Dataset items:

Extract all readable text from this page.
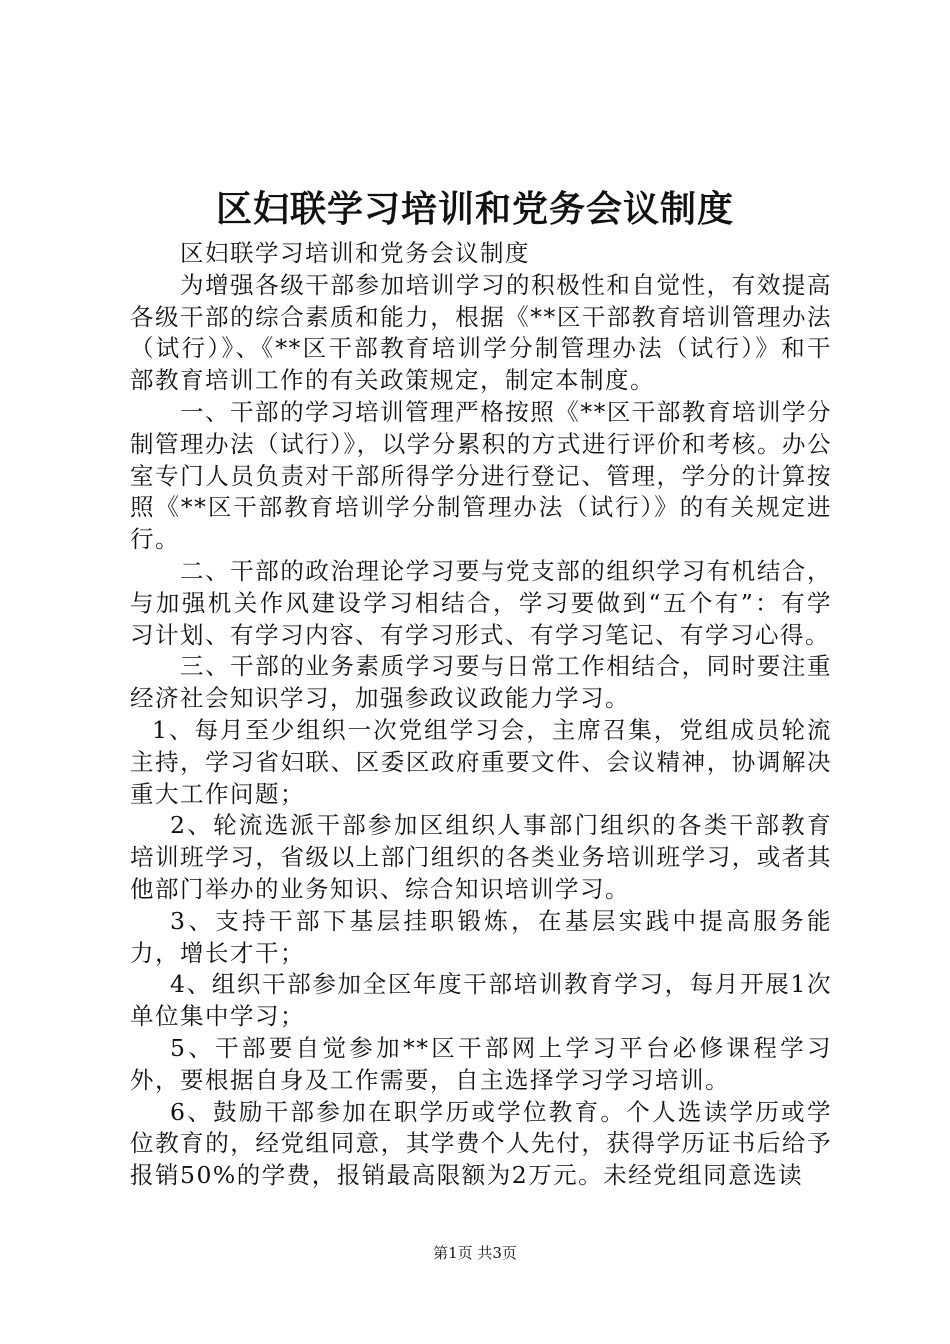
区妇联学习培训和党务会议制度

区妇联学习培训和党务会议制度

为增强各级干部参加培训学习的积极性和自觉性，有效提高各级干部的综合素质和能力，根据《**区干部教育培训管理办法（试行）》、《**区干部教育培训学分制管理办法（试行）》和干部教育培训工作的有关政策规定，制定本制度。

一、干部的学习培训管理严格按照《**区干部教育培训学分制管理办法（试行）》，以学分累积的方式进行评价和考核。办公室专门人员负责对干部所得学分进行登记、管理，学分的计算按照《**区干部教育培训学分制管理办法（试行）》的有关规定进行。

二、干部的政治理论学习要与党支部的组织学习有机结合，与加强机关作风建设学习相结合，学习要做到“五个有”：有学习计划、有学习内容、有学习形式、有学习笔记、有学习心得。

三、干部的业务素质学习要与日常工作相结合，同时要注重经济社会知识学习，加强参政议政能力学习。

1、每月至少组织一次党组学习会，主席召集，党组成员轮流主持，学习省妇联、区委区政府重要文件、会议精神，协调解决重大工作问题；

2、轮流选派干部参加区组织人事部门组织的各类干部教育培训班学习，省级以上部门组织的各类业务培训班学习，或者其他部门举办的业务知识、综合知识培训学习。

3、支持干部下基层挂职锻炼，在基层实践中提高服务能力，增长才干；

4、组织干部参加全区年度干部培训教育学习，每月开展1次单位集中学习；

5、干部要自觉参加**区干部网上学习平台必修课程学习外，要根据自身及工作需要，自主选择学习学习培训。

6、鼓励干部参加在职学历或学位教育。个人选读学历或学位教育的，经党组同意，其学费个人先付，获得学历证书后给予报销50%的学费，报销最高限额为2万元。未经党组同意选读

第1页 共3页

Required work:
Locate each line with the word "区干部教育培训学分制管理办法" and copy it.

Answer to this problem:
为增强各级干部参加培训学习的积极性和自觉性，有效提高各级干部的综合素质和能力，根据《**区干部教育培训管理办法（试行）》、《**区干部教育培训学分制管理办法（试行）》和干部教育培训工作的有关政策规定，制定本制度。
一、干部的学习培训管理严格按照《**区干部教育培训学分制管理办法（试行）》，以学分累积的方式进行评价和考核。办公室专门人员负责对干部所得学分进行登记、管理，学分的计算按照《**区干部教育培训学分制管理办法（试行）》的有关规定进行。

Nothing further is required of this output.